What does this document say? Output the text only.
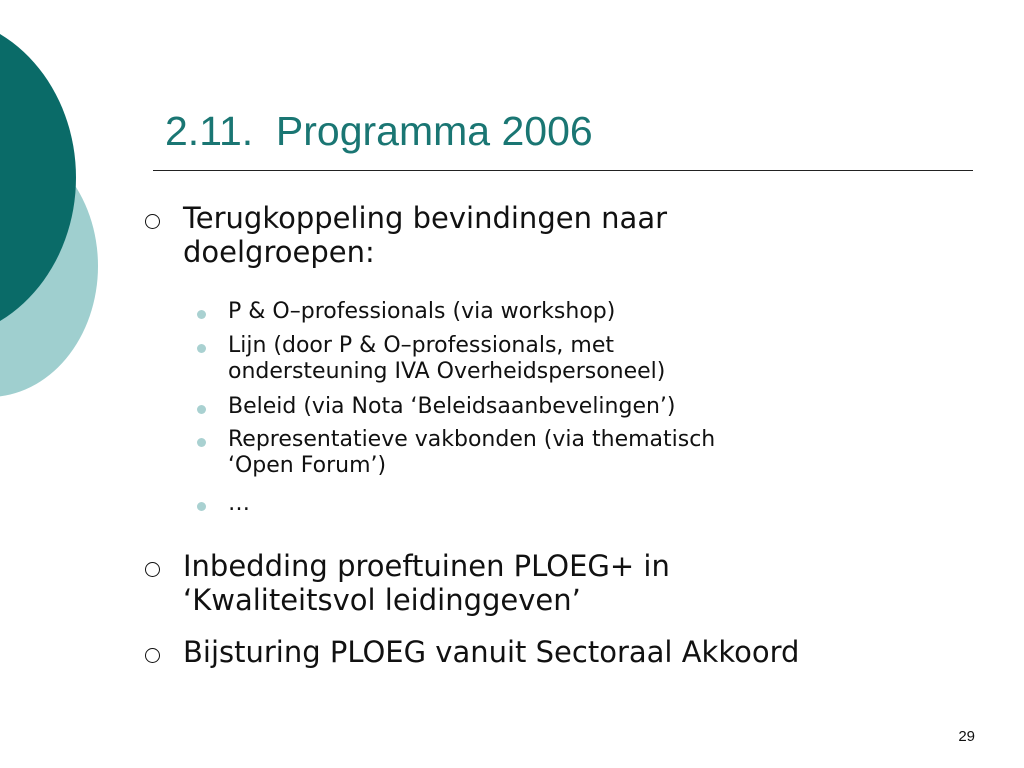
2.11.  Programma 2006
Terugkoppeling bevindingen naar
doelgroepen:
P & O–professionals (via workshop)
Lijn (door P & O–professionals, met
ondersteuning IVA Overheidspersoneel)
Beleid (via Nota ‘Beleidsaanbevelingen’)
Representatieve vakbonden (via thematisch
‘Open Forum’)
…
Inbedding proeftuinen PLOEG+ in
‘Kwaliteitsvol leidinggeven’
Bijsturing PLOEG vanuit Sectoraal Akkoord
29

------------------------------------------------------------------------

__EXERCISE PROMPT__.
Your copy of the data should match it exactly, except that pictures are left out.

__FULL OUTPUT__.
What does this document say? Output the text only.
2.11.  Programma 2006
Terugkoppeling bevindingen naar
doelgroepen:
P & O–professionals (via workshop)
Lijn (door P & O–professionals, met
ondersteuning IVA Overheidspersoneel)
Beleid (via Nota ‘Beleidsaanbevelingen’)
Representatieve vakbonden (via thematisch
‘Open Forum’)
…
Inbedding proeftuinen PLOEG+ in
‘Kwaliteitsvol leidinggeven’
Bijsturing PLOEG vanuit Sectoraal Akkoord
29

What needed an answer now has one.